(Lines of data)
__________
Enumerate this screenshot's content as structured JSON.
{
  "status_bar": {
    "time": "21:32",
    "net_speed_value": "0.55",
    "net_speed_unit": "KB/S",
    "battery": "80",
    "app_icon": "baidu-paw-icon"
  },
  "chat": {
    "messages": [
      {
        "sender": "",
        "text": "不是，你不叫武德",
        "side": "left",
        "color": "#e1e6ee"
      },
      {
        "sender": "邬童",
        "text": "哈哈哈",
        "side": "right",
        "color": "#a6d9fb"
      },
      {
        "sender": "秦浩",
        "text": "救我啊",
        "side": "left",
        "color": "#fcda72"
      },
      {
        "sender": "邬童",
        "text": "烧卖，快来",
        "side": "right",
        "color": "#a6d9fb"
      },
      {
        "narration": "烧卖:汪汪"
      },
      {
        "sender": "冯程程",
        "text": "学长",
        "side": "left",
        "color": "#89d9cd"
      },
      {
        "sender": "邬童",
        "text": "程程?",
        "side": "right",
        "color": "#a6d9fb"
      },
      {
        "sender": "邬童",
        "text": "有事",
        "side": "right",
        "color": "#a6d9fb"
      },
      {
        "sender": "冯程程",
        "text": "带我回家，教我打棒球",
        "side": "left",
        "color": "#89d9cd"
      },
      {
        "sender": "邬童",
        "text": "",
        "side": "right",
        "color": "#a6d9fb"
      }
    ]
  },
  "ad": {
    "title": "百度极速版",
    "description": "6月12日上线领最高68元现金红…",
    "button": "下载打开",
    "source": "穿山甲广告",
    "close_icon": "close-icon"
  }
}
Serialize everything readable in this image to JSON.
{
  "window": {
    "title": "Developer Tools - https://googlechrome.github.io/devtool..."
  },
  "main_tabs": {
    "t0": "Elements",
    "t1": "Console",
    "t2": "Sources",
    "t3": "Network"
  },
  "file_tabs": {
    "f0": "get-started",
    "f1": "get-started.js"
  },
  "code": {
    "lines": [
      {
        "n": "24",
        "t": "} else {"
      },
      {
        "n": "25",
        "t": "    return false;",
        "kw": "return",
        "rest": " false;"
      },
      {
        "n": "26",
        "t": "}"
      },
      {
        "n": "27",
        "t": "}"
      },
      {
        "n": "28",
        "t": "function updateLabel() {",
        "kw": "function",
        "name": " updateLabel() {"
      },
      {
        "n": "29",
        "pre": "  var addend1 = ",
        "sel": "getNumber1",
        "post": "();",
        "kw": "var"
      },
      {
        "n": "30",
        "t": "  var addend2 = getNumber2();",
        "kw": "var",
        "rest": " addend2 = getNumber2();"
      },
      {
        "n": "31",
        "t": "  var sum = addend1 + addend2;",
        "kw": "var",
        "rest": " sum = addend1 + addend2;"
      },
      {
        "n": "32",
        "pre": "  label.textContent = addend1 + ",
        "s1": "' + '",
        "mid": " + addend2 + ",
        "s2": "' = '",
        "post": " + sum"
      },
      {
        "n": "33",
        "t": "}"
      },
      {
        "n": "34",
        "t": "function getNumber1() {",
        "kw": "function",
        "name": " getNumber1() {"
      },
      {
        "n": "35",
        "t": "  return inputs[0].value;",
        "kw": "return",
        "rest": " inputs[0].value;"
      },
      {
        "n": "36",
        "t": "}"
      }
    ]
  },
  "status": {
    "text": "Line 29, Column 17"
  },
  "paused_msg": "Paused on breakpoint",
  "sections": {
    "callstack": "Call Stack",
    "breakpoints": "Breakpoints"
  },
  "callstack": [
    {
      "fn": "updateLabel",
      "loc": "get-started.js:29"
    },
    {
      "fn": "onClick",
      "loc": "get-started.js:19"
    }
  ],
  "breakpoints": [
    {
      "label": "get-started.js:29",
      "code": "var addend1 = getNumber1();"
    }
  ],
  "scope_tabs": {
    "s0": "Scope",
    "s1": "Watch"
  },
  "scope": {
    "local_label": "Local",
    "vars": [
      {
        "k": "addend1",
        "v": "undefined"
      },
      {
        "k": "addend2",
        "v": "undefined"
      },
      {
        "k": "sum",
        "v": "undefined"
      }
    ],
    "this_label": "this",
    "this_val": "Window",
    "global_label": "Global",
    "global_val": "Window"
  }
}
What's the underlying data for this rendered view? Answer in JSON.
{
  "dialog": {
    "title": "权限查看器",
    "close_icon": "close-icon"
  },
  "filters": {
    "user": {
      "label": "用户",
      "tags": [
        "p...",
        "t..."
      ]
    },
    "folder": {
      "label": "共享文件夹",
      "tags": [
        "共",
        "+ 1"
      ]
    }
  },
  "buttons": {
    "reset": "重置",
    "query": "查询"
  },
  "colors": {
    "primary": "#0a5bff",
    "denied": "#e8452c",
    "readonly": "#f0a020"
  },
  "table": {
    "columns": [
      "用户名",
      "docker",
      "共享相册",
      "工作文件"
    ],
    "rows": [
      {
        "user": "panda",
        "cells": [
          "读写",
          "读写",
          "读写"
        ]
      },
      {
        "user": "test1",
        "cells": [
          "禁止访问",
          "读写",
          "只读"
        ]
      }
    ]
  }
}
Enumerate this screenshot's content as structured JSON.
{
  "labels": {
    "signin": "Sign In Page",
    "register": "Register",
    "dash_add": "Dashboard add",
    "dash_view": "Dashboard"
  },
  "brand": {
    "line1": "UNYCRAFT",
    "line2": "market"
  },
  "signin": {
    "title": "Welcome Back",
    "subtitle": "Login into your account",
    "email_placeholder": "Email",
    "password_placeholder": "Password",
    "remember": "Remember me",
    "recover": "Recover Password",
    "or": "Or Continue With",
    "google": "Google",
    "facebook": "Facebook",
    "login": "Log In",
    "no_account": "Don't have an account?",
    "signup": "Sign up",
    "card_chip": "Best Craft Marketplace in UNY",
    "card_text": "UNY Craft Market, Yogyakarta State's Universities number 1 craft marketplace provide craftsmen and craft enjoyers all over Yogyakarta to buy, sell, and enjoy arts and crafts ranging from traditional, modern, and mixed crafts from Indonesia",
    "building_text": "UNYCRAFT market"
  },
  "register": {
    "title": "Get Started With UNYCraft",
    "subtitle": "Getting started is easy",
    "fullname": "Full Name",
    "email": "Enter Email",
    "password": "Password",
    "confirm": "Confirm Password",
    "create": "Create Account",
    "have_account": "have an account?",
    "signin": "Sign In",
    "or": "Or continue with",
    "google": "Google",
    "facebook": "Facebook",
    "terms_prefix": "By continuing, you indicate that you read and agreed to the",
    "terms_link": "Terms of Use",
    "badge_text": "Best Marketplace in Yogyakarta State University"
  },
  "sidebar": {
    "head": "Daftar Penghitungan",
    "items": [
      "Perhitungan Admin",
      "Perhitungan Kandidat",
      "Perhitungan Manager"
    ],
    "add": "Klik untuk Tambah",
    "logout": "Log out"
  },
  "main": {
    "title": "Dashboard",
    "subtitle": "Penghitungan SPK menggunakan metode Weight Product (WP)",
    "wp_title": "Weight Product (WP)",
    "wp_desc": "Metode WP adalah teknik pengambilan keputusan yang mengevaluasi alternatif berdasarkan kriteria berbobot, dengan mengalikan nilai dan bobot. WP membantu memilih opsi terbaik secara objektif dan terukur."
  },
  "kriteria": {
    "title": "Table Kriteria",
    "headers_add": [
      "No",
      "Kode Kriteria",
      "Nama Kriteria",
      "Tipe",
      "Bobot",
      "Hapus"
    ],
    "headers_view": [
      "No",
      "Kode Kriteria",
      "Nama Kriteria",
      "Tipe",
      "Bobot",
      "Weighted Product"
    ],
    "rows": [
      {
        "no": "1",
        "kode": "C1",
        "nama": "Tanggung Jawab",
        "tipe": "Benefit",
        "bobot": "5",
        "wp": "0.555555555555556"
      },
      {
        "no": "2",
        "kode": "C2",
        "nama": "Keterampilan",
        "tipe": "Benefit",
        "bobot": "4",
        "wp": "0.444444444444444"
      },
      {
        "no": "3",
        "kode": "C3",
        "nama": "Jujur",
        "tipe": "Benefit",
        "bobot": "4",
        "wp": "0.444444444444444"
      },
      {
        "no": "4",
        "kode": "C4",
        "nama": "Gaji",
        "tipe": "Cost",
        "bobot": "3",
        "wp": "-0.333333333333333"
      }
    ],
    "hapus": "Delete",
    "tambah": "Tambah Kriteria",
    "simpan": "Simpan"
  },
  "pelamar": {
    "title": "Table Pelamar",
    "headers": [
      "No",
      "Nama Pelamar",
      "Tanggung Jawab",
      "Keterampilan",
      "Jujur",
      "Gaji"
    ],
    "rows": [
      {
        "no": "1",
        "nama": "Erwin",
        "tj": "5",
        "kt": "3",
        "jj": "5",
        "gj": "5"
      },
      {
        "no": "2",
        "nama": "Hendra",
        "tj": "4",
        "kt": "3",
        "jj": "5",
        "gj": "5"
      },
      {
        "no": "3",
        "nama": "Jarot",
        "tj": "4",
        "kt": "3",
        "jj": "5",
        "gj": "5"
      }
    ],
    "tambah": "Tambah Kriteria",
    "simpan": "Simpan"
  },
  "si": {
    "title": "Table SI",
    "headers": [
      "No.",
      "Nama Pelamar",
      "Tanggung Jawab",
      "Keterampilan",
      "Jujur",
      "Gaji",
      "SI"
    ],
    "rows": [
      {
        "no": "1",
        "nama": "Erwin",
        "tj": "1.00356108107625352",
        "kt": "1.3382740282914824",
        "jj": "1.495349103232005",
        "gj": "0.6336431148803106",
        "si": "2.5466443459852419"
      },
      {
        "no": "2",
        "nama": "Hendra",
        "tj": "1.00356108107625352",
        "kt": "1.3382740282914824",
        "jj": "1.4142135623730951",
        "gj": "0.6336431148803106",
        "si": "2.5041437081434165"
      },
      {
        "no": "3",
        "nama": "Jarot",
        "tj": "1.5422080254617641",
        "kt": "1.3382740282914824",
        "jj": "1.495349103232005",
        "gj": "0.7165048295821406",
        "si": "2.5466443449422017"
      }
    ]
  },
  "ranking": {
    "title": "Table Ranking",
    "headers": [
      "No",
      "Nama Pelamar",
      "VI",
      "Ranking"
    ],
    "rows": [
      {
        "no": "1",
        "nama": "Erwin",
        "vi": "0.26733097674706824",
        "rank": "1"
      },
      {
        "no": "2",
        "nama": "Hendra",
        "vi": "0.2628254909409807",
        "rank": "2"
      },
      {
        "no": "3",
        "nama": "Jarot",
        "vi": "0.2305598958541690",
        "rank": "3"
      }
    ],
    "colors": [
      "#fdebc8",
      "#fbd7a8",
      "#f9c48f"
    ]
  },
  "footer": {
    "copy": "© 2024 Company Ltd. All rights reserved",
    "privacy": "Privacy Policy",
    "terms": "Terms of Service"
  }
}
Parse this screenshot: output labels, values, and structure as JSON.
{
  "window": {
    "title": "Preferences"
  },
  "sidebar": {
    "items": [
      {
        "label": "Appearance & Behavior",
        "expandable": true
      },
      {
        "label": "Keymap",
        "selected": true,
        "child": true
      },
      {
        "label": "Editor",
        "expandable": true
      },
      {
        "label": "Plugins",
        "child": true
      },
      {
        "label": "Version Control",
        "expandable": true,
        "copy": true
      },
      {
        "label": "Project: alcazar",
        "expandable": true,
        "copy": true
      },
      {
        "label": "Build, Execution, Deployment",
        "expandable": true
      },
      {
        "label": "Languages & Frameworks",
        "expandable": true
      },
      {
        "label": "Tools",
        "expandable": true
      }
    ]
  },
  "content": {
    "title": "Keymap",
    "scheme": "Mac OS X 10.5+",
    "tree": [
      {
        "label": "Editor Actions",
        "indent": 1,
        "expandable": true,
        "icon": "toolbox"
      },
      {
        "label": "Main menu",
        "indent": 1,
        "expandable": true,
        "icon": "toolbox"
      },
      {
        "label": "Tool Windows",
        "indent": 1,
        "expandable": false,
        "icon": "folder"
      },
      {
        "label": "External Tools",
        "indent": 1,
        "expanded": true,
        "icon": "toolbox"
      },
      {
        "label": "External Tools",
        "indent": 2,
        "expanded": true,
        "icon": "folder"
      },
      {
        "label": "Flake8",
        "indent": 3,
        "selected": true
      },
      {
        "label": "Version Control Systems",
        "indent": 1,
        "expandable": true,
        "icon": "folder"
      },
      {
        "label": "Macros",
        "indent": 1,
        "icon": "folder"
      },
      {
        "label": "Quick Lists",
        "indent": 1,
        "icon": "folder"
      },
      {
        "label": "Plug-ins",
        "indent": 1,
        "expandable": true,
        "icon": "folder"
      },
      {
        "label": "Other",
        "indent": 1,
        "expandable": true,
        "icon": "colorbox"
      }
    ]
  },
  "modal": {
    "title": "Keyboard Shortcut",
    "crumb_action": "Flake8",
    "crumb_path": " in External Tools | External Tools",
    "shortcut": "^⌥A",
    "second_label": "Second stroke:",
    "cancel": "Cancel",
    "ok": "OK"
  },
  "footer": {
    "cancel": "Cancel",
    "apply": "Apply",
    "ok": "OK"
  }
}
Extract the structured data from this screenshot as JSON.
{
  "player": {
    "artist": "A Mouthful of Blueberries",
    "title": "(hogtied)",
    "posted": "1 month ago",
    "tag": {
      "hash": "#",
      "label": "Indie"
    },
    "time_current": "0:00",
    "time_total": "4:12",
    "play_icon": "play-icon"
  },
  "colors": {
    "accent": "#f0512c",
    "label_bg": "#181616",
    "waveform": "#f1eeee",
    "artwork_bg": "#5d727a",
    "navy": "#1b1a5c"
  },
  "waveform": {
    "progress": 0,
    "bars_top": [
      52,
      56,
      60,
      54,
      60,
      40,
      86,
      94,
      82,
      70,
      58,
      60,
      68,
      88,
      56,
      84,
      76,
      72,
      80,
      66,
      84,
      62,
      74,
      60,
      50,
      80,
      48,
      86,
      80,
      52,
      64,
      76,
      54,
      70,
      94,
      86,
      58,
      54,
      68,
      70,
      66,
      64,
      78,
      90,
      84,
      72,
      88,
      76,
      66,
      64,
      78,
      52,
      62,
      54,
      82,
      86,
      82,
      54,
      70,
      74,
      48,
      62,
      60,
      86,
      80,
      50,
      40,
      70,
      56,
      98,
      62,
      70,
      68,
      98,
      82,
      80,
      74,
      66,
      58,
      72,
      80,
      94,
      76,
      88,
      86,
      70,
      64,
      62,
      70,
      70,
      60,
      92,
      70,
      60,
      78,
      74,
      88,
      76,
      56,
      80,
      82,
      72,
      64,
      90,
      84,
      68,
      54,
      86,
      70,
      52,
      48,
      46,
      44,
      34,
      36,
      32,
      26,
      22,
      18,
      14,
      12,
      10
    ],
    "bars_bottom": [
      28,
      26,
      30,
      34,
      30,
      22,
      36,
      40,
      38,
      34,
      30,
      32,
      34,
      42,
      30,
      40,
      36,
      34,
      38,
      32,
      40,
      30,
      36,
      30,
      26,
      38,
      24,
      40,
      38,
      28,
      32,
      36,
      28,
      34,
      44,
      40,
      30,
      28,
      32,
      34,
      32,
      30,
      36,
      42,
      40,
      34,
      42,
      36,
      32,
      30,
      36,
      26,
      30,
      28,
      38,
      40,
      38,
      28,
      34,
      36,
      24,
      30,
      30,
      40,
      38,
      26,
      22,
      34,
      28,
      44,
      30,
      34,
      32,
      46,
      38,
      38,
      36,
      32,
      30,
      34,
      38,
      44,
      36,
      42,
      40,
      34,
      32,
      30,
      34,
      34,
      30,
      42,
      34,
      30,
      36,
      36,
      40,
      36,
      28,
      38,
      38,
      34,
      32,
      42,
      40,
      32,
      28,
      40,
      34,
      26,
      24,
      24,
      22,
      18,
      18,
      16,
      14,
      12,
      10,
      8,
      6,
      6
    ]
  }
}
__________
Problem statement = Note every line above where the string "return" shows up, and copy those lines.

Answer =
        "t": "    return false;",
        "kw": "return",
        "t": "  return inputs[0].value;",
        "kw": "return",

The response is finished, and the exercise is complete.